Selected passage:

▼

Tuesday, April 29, 2014

Progress Report 51

I usually regard Easter as the start of the operating season, but this year the weather has been so mild that I have already had a couple of decent days operating the railway.

 Rolling stock

Locomotives - Converting a DCC loco to battery power

As has been mentioned in previous Progress Reports, I have been steadily moving over from DCC track power to battery powered radio control. Two things have prompted this move. Firstly I have always found track-cleaning and maintaining electrical connections a chore. Because my railway is quite extensive, it would take me at least half a day to clean the track prior to the first operating session of the season, and then around an hour or so before each subsequent operating session. Inevitably, there would be also be dead spots where electrical continuity had failed (eg where bonded rail joints had deteriorated and where the contacts on pointwork had become corroded). Secondly, the technology for radio control has not only improved markedly in recent years with the proliferation of 2.4gHz transmitters and receivers, but also the price has dropped considerably. After experimenting with a couple of cheap approaches to radio control (see An evaluation of a cheap 2.4gHz system), I was introduced to Deltang radio control (see An overview of Deltang radio control for trains). Although, I am no expert, I have shared my experiences of radio control through a blog posting (see Getting Started with Radio Control) in case others want to tread the path I have already followed.

The most recent development is the conversion of one of my former DCC controlled locos to battery power. The most likely candidate was Loco No. 2 - Beeston, a 2-4-0T Andrew Barclay locomotive which was constructed from a GRS kit (now sadly no longer available).

I chose this loco because it had the most potential space onboard to hold the 12v li-ion battery (in one side tank) ........

 ....... and the radio control gear - though the combined Deltang receiver/controller is extremely compact.

As can be seen, the switches and charge socket were located below the other side-tank.

▲

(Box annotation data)
▼

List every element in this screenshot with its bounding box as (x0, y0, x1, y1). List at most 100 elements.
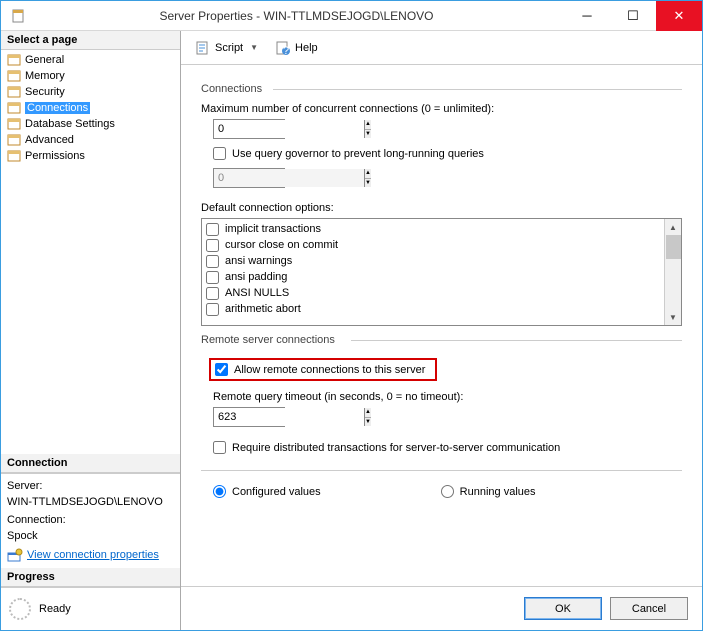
page-label: Memory (25, 70, 65, 82)
use-governor-checkbox[interactable] (213, 147, 226, 160)
left-panel: Select a page General Memory Security Co… (1, 31, 181, 630)
minimize-button[interactable]: ─ (564, 1, 610, 31)
page-label: General (25, 54, 64, 66)
connection-section: Server: WIN-TTLMDSEJOGD\LENOVO Connectio… (1, 473, 180, 568)
running-values-radio[interactable]: Running values (441, 485, 536, 498)
page-label: Database Settings (25, 118, 115, 130)
server-label: Server: (7, 480, 174, 492)
scrollbar[interactable]: ▲ ▼ (664, 219, 681, 325)
list-item[interactable]: ansi warnings (206, 253, 660, 269)
script-label: Script (215, 42, 243, 54)
spinner-buttons[interactable]: ▲▼ (364, 120, 371, 138)
scroll-down-icon[interactable]: ▼ (665, 309, 681, 325)
titlebar: Server Properties - WIN-TTLMDSEJOGD\LENO… (1, 1, 702, 31)
allow-remote-label: Allow remote connections to this server (234, 364, 425, 376)
max-connections-field[interactable] (214, 120, 364, 138)
cancel-button[interactable]: Cancel (610, 597, 688, 620)
default-options-listbox[interactable]: implicit transactions cursor close on co… (201, 218, 682, 326)
page-label: Advanced (25, 134, 74, 146)
governor-cost-field (214, 169, 364, 187)
list-item[interactable]: ANSI NULLS (206, 285, 660, 301)
allow-remote-highlight: Allow remote connections to this server (209, 358, 437, 381)
max-connections-input[interactable]: ▲▼ (213, 119, 285, 139)
option-label: ANSI NULLS (225, 285, 289, 301)
right-panel: Script ▼ ? Help Connections Maximum numb… (181, 31, 702, 630)
remote-timeout-field[interactable] (214, 408, 364, 426)
page-list: General Memory Security Connections Data… (1, 50, 180, 166)
list-item[interactable]: arithmetic abort (206, 301, 660, 317)
progress-status: Ready (39, 603, 71, 615)
option-label: arithmetic abort (225, 301, 301, 317)
option-label: implicit transactions (225, 221, 321, 237)
running-values-input[interactable] (441, 485, 454, 498)
page-item-memory[interactable]: Memory (1, 68, 180, 84)
allow-remote-checkbox[interactable] (215, 363, 228, 376)
default-options-label: Default connection options: (201, 202, 682, 214)
group-remote: Remote server connections (201, 334, 682, 346)
option-checkbox[interactable] (206, 239, 219, 252)
maximize-button[interactable]: ☐ (610, 1, 656, 31)
connection-properties-icon (7, 548, 23, 562)
remote-timeout-label: Remote query timeout (in seconds, 0 = no… (213, 391, 682, 403)
toolbar: Script ▼ ? Help (181, 31, 702, 65)
scroll-up-icon[interactable]: ▲ (665, 219, 681, 235)
connection-label: Connection: (7, 514, 174, 526)
option-label: ansi padding (225, 269, 287, 285)
option-checkbox[interactable] (206, 271, 219, 284)
connection-value: Spock (7, 530, 174, 542)
view-connection-properties-link[interactable]: View connection properties (27, 549, 159, 561)
connection-heading: Connection (1, 454, 180, 473)
dialog-footer: OK Cancel (181, 586, 702, 630)
running-values-label: Running values (460, 486, 536, 498)
progress-heading: Progress (1, 568, 180, 587)
page-icon (7, 85, 21, 99)
scroll-thumb[interactable] (666, 235, 681, 259)
progress-spinner-icon (9, 598, 31, 620)
page-item-permissions[interactable]: Permissions (1, 148, 180, 164)
option-checkbox[interactable] (206, 287, 219, 300)
page-item-connections[interactable]: Connections (1, 100, 180, 116)
script-icon (195, 40, 211, 56)
use-governor-label: Use query governor to prevent long-runni… (232, 148, 484, 160)
page-icon (7, 149, 21, 163)
form-area: Connections Maximum number of concurrent… (181, 65, 702, 586)
window-title: Server Properties - WIN-TTLMDSEJOGD\LENO… (29, 9, 564, 23)
help-icon: ? (275, 40, 291, 56)
group-connections: Connections (201, 83, 682, 95)
ok-button[interactable]: OK (524, 597, 602, 620)
page-icon (7, 69, 21, 83)
governor-cost-input: ▲▼ (213, 168, 285, 188)
chevron-down-icon[interactable]: ▼ (247, 43, 261, 52)
page-icon (7, 101, 21, 115)
close-button[interactable]: ✕ (656, 1, 702, 31)
page-item-advanced[interactable]: Advanced (1, 132, 180, 148)
option-label: cursor close on commit (225, 237, 338, 253)
remote-timeout-input[interactable]: ▲▼ (213, 407, 285, 427)
list-item[interactable]: ansi padding (206, 269, 660, 285)
configured-values-radio[interactable]: Configured values (213, 485, 321, 498)
page-label: Security (25, 86, 65, 98)
page-label: Permissions (25, 150, 85, 162)
require-distributed-checkbox[interactable] (213, 441, 226, 454)
page-item-security[interactable]: Security (1, 84, 180, 100)
spinner-buttons[interactable]: ▲▼ (364, 408, 371, 426)
progress-section: Ready (1, 587, 180, 630)
spinner-buttons: ▲▼ (364, 169, 371, 187)
script-button[interactable]: Script ▼ (191, 38, 265, 58)
max-connections-label: Maximum number of concurrent connections… (201, 103, 682, 115)
help-button[interactable]: ? Help (271, 38, 322, 58)
list-item[interactable]: cursor close on commit (206, 237, 660, 253)
list-item[interactable]: implicit transactions (206, 221, 660, 237)
option-checkbox[interactable] (206, 223, 219, 236)
option-checkbox[interactable] (206, 303, 219, 316)
configured-values-input[interactable] (213, 485, 226, 498)
help-label: Help (295, 42, 318, 54)
page-icon (7, 133, 21, 147)
require-distributed-label: Require distributed transactions for ser… (232, 442, 560, 454)
option-checkbox[interactable] (206, 255, 219, 268)
option-label: ansi warnings (225, 253, 292, 269)
page-item-database-settings[interactable]: Database Settings (1, 116, 180, 132)
page-icon (7, 117, 21, 131)
page-label: Connections (25, 102, 90, 114)
page-item-general[interactable]: General (1, 52, 180, 68)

▲

Tasks to carry out:
(1) In the railway progress report above, which locomotive was selected for conversion from DCC to battery power?
(2) Continue the railway progress report from its final sentence.

Answers for the tasks:
(1) Loco No. 2 - Beeston, a 2-4-0T Andrew Barclay locomotive built from a GRS kit.

(2)
I follow the same wiring diagram for all my battery conversions ........

...... although at present I have not included a sound card in this loco - partly due to cost but also waiting until I was certain the conversion had succeeded. I have, however, included the wiring required for its inclusion.

A have been extremely pleased with the conversion. The LGB mechanism around which the kit has been constructed responds very well to the Deltang controller, as can be seen from this video.

Locomotives - Wynford gets her fourth mechanism

After wearing-out the gears on three mechanisms, I decided to install a commercial motor-block in my IP Engineering Jessie (named Wynford on my railway).

A USAt medium motor block was purchased from g-bits after exploring a range of other options. Although the HLW motor block (63.5mm) is closer to the original wheelbase of Jessie (60mm), I reasoned that the USAt block with a wheelbase of 84mm would fit under the chassis and had the advantage of extended axles on which to mount the fly-cranks. The small USAt motor block would have been even better, but this no longer seems to be available.

The motor block slotted into the chassis quite comfortably .........

...... and the newly powered Wynford, has shown she is more than up to the job of hauling her nine loaded hoppers up the 1:40 gradients on the line.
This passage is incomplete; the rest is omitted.